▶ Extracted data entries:
=== Section Start ===

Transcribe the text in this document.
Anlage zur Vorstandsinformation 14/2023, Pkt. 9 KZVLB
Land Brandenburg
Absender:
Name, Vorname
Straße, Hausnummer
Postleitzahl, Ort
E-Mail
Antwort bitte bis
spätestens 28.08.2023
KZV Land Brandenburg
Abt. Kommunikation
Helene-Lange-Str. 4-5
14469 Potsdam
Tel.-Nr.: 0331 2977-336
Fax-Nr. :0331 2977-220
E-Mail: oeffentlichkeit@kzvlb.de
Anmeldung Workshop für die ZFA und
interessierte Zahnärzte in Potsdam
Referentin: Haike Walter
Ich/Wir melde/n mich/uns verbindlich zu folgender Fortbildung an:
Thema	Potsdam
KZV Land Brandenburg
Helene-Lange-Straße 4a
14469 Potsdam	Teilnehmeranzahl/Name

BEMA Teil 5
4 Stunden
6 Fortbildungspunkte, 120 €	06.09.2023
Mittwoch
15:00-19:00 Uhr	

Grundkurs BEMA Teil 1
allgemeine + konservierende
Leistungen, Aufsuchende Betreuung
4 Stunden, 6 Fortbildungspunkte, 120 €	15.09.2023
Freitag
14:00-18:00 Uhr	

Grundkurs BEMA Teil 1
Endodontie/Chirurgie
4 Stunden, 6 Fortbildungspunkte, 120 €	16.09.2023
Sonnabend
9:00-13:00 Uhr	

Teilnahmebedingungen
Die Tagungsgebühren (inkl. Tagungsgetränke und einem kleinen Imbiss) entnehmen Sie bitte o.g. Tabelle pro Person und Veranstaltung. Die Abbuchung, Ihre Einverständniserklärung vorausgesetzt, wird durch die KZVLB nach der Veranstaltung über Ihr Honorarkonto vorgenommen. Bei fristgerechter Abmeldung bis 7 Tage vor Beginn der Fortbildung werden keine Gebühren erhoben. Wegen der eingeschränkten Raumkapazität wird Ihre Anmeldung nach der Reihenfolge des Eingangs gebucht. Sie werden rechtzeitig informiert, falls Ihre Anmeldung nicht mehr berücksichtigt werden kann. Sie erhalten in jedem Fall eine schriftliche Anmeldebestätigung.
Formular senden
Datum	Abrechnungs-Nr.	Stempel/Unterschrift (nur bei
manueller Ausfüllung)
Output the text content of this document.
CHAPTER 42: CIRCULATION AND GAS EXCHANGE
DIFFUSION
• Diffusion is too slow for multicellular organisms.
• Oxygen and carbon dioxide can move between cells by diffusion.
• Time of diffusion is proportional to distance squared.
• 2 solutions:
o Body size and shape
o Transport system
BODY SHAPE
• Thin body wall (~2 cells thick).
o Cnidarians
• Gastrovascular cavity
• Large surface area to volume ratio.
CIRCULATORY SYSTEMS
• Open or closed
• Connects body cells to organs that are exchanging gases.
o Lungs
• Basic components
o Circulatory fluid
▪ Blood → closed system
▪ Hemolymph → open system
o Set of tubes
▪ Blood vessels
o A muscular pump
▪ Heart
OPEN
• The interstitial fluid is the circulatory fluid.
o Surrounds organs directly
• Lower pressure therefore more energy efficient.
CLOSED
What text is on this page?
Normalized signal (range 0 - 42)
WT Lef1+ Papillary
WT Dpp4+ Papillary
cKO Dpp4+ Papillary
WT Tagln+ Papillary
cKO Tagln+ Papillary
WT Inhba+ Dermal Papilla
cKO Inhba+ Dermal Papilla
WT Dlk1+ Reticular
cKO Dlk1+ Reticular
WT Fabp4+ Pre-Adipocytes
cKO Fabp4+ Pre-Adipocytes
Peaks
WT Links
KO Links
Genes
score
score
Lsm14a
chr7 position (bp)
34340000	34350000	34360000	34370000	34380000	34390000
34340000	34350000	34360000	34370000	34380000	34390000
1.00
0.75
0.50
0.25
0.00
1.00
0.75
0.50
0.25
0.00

=== Section End ===

▶ TRY IT:
Nothing in the records may be altered; restate them word for word.

▶ TASK OUTPUT:
Transcribe the text in this document.
Anlage zur Vorstandsinformation 14/2023, Pkt. 9 KZVLB
Land Brandenburg
Absender:
Name, Vorname
Straße, Hausnummer
Postleitzahl, Ort
E-Mail
Antwort bitte bis
spätestens 28.08.2023
KZV Land Brandenburg
Abt. Kommunikation
Helene-Lange-Str. 4-5
14469 Potsdam
Tel.-Nr.: 0331 2977-336
Fax-Nr. :0331 2977-220
E-Mail: oeffentlichkeit@kzvlb.de
Anmeldung Workshop für die ZFA und
interessierte Zahnärzte in Potsdam
Referentin: Haike Walter
Ich/Wir melde/n mich/uns verbindlich zu folgender Fortbildung an:
Thema	Potsdam
KZV Land Brandenburg
Helene-Lange-Straße 4a
14469 Potsdam	Teilnehmeranzahl/Name

BEMA Teil 5
4 Stunden
6 Fortbildungspunkte, 120 €	06.09.2023
Mittwoch
15:00-19:00 Uhr	

Grundkurs BEMA Teil 1
allgemeine + konservierende
Leistungen, Aufsuchende Betreuung
4 Stunden, 6 Fortbildungspunkte, 120 €	15.09.2023
Freitag
14:00-18:00 Uhr	

Grundkurs BEMA Teil 1
Endodontie/Chirurgie
4 Stunden, 6 Fortbildungspunkte, 120 €	16.09.2023
Sonnabend
9:00-13:00 Uhr	

Teilnahmebedingungen
Die Tagungsgebühren (inkl. Tagungsgetränke und einem kleinen Imbiss) entnehmen Sie bitte o.g. Tabelle pro Person und Veranstaltung. Die Abbuchung, Ihre Einverständniserklärung vorausgesetzt, wird durch die KZVLB nach der Veranstaltung über Ihr Honorarkonto vorgenommen. Bei fristgerechter Abmeldung bis 7 Tage vor Beginn der Fortbildung werden keine Gebühren erhoben. Wegen der eingeschränkten Raumkapazität wird Ihre Anmeldung nach der Reihenfolge des Eingangs gebucht. Sie werden rechtzeitig informiert, falls Ihre Anmeldung nicht mehr berücksichtigt werden kann. Sie erhalten in jedem Fall eine schriftliche Anmeldebestätigung.
Formular senden
Datum	Abrechnungs-Nr.	Stempel/Unterschrift (nur bei
manueller Ausfüllung)
Output the text content of this document.
CHAPTER 42: CIRCULATION AND GAS EXCHANGE
DIFFUSION
• Diffusion is too slow for multicellular organisms.
• Oxygen and carbon dioxide can move between cells by diffusion.
• Time of diffusion is proportional to distance squared.
• 2 solutions:
o Body size and shape
o Transport system
BODY SHAPE
• Thin body wall (~2 cells thick).
o Cnidarians
• Gastrovascular cavity
• Large surface area to volume ratio.
CIRCULATORY SYSTEMS
• Open or closed
• Connects body cells to organs that are exchanging gases.
o Lungs
• Basic components
o Circulatory fluid
▪ Blood → closed system
▪ Hemolymph → open system
o Set of tubes
▪ Blood vessels
o A muscular pump
▪ Heart
OPEN
• The interstitial fluid is the circulatory fluid.
o Surrounds organs directly
• Lower pressure therefore more energy efficient.
CLOSED
What text is on this page?
Normalized signal (range 0 - 42)
WT Lef1+ Papillary
WT Dpp4+ Papillary
cKO Dpp4+ Papillary
WT Tagln+ Papillary
cKO Tagln+ Papillary
WT Inhba+ Dermal Papilla
cKO Inhba+ Dermal Papilla
WT Dlk1+ Reticular
cKO Dlk1+ Reticular
WT Fabp4+ Pre-Adipocytes
cKO Fabp4+ Pre-Adipocytes
Peaks
WT Links
KO Links
Genes
score
score
Lsm14a
chr7 position (bp)
34340000	34350000	34360000	34370000	34380000	34390000
34340000	34350000	34360000	34370000	34380000	34390000
1.00
0.75
0.50
0.25
0.00
1.00
0.75
0.50
0.25
0.00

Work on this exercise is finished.